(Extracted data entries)
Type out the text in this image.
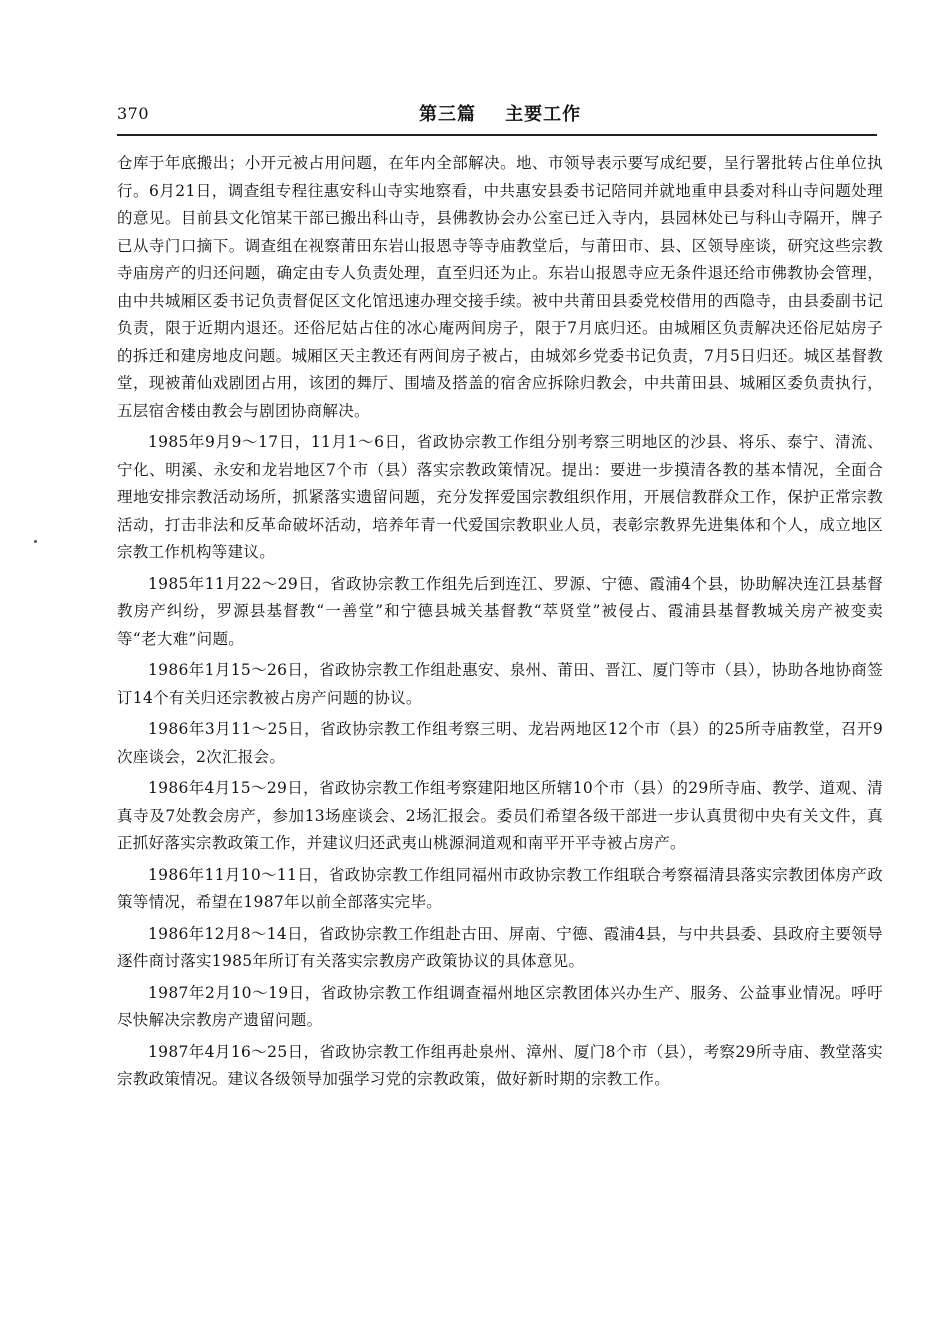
370	第三篇    主要工作

仓库于年底搬出；小开元被占用问题，在年内全部解决。地、市领导表示要写成纪要，呈行署批转占住单位执行。6月21日，调查组专程往惠安科山寺实地察看，中共惠安县委书记陪同并就地重申县委对科山寺问题处理的意见。目前县文化馆某干部已搬出科山寺，县佛教协会办公室已迁入寺内，县园林处已与科山寺隔开，牌子已从寺门口摘下。调查组在视察莆田东岩山报恩寺等寺庙教堂后，与莆田市、县、区领导座谈，研究这些宗教寺庙房产的归还问题，确定由专人负责处理，直至归还为止。东岩山报恩寺应无条件退还给市佛教协会管理，由中共城厢区委书记负责督促区文化馆迅速办理交接手续。被中共莆田县委党校借用的西隐寺，由县委副书记负责，限于近期内退还。还俗尼姑占住的冰心庵两间房子，限于7月底归还。由城厢区负责解决还俗尼姑房子的拆迁和建房地皮问题。城厢区天主教还有两间房子被占，由城郊乡党委书记负责，7月5日归还。城区基督教堂，现被莆仙戏剧团占用，该团的舞厅、围墙及搭盖的宿舍应拆除归教会，中共莆田县、城厢区委负责执行，五层宿舍楼由教会与剧团协商解决。

1985年9月9～17日，11月1～6日，省政协宗教工作组分别考察三明地区的沙县、将乐、泰宁、清流、宁化、明溪、永安和龙岩地区7个市（县）落实宗教政策情况。提出：要进一步摸清各教的基本情况，全面合理地安排宗教活动场所，抓紧落实遗留问题，充分发挥爱国宗教组织作用，开展信教群众工作，保护正常宗教活动，打击非法和反革命破坏活动，培养年青一代爱国宗教职业人员，表彰宗教界先进集体和个人，成立地区宗教工作机构等建议。

1985年11月22～29日，省政协宗教工作组先后到连江、罗源、宁德、霞浦4个县，协助解决连江县基督教房产纠纷，罗源县基督教“一善堂”和宁德县城关基督教“萃贤堂”被侵占、霞浦县基督教城关房产被变卖等“老大难”问题。

1986年1月15～26日，省政协宗教工作组赴惠安、泉州、莆田、晋江、厦门等市（县），协助各地协商签订14个有关归还宗教被占房产问题的协议。

1986年3月11～25日，省政协宗教工作组考察三明、龙岩两地区12个市（县）的25所寺庙教堂，召开9次座谈会，2次汇报会。

1986年4月15～29日，省政协宗教工作组考察建阳地区所辖10个市（县）的29所寺庙、教学、道观、清真寺及7处教会房产，参加13场座谈会、2场汇报会。委员们希望各级干部进一步认真贯彻中央有关文件，真正抓好落实宗教政策工作，并建议归还武夷山桃源洞道观和南平开平寺被占房产。

1986年11月10～11日，省政协宗教工作组同福州市政协宗教工作组联合考察福清县落实宗教团体房产政策等情况，希望在1987年以前全部落实完毕。

1986年12月8～14日，省政协宗教工作组赴古田、屏南、宁德、霞浦4县，与中共县委、县政府主要领导逐件商讨落实1985年所订有关落实宗教房产政策协议的具体意见。

1987年2月10～19日，省政协宗教工作组调查福州地区宗教团体兴办生产、服务、公益事业情况。呼吁尽快解决宗教房产遗留问题。

1987年4月16～25日，省政协宗教工作组再赴泉州、漳州、厦门8个市（县），考察29所寺庙、教堂落实宗教政策情况。建议各级领导加强学习党的宗教政策，做好新时期的宗教工作。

THE EXERCISE - Copy all of the entries verbatim, leaving out any pictures they contain.

RESULT OF THE EXERCISE -
Type out the text in this image.
370	第三篇    主要工作

仓库于年底搬出；小开元被占用问题，在年内全部解决。地、市领导表示要写成纪要，呈行署批转占住单位执行。6月21日，调查组专程往惠安科山寺实地察看，中共惠安县委书记陪同并就地重申县委对科山寺问题处理的意见。目前县文化馆某干部已搬出科山寺，县佛教协会办公室已迁入寺内，县园林处已与科山寺隔开，牌子已从寺门口摘下。调查组在视察莆田东岩山报恩寺等寺庙教堂后，与莆田市、县、区领导座谈，研究这些宗教寺庙房产的归还问题，确定由专人负责处理，直至归还为止。东岩山报恩寺应无条件退还给市佛教协会管理，由中共城厢区委书记负责督促区文化馆迅速办理交接手续。被中共莆田县委党校借用的西隐寺，由县委副书记负责，限于近期内退还。还俗尼姑占住的冰心庵两间房子，限于7月底归还。由城厢区负责解决还俗尼姑房子的拆迁和建房地皮问题。城厢区天主教还有两间房子被占，由城郊乡党委书记负责，7月5日归还。城区基督教堂，现被莆仙戏剧团占用，该团的舞厅、围墙及搭盖的宿舍应拆除归教会，中共莆田县、城厢区委负责执行，五层宿舍楼由教会与剧团协商解决。

1985年9月9～17日，11月1～6日，省政协宗教工作组分别考察三明地区的沙县、将乐、泰宁、清流、宁化、明溪、永安和龙岩地区7个市（县）落实宗教政策情况。提出：要进一步摸清各教的基本情况，全面合理地安排宗教活动场所，抓紧落实遗留问题，充分发挥爱国宗教组织作用，开展信教群众工作，保护正常宗教活动，打击非法和反革命破坏活动，培养年青一代爱国宗教职业人员，表彰宗教界先进集体和个人，成立地区宗教工作机构等建议。

1985年11月22～29日，省政协宗教工作组先后到连江、罗源、宁德、霞浦4个县，协助解决连江县基督教房产纠纷，罗源县基督教“一善堂”和宁德县城关基督教“萃贤堂”被侵占、霞浦县基督教城关房产被变卖等“老大难”问题。

1986年1月15～26日，省政协宗教工作组赴惠安、泉州、莆田、晋江、厦门等市（县），协助各地协商签订14个有关归还宗教被占房产问题的协议。

1986年3月11～25日，省政协宗教工作组考察三明、龙岩两地区12个市（县）的25所寺庙教堂，召开9次座谈会，2次汇报会。

1986年4月15～29日，省政协宗教工作组考察建阳地区所辖10个市（县）的29所寺庙、教学、道观、清真寺及7处教会房产，参加13场座谈会、2场汇报会。委员们希望各级干部进一步认真贯彻中央有关文件，真正抓好落实宗教政策工作，并建议归还武夷山桃源洞道观和南平开平寺被占房产。

1986年11月10～11日，省政协宗教工作组同福州市政协宗教工作组联合考察福清县落实宗教团体房产政策等情况，希望在1987年以前全部落实完毕。

1986年12月8～14日，省政协宗教工作组赴古田、屏南、宁德、霞浦4县，与中共县委、县政府主要领导逐件商讨落实1985年所订有关落实宗教房产政策协议的具体意见。

1987年2月10～19日，省政协宗教工作组调查福州地区宗教团体兴办生产、服务、公益事业情况。呼吁尽快解决宗教房产遗留问题。

1987年4月16～25日，省政协宗教工作组再赴泉州、漳州、厦门8个市（县），考察29所寺庙、教堂落实宗教政策情况。建议各级领导加强学习党的宗教政策，做好新时期的宗教工作。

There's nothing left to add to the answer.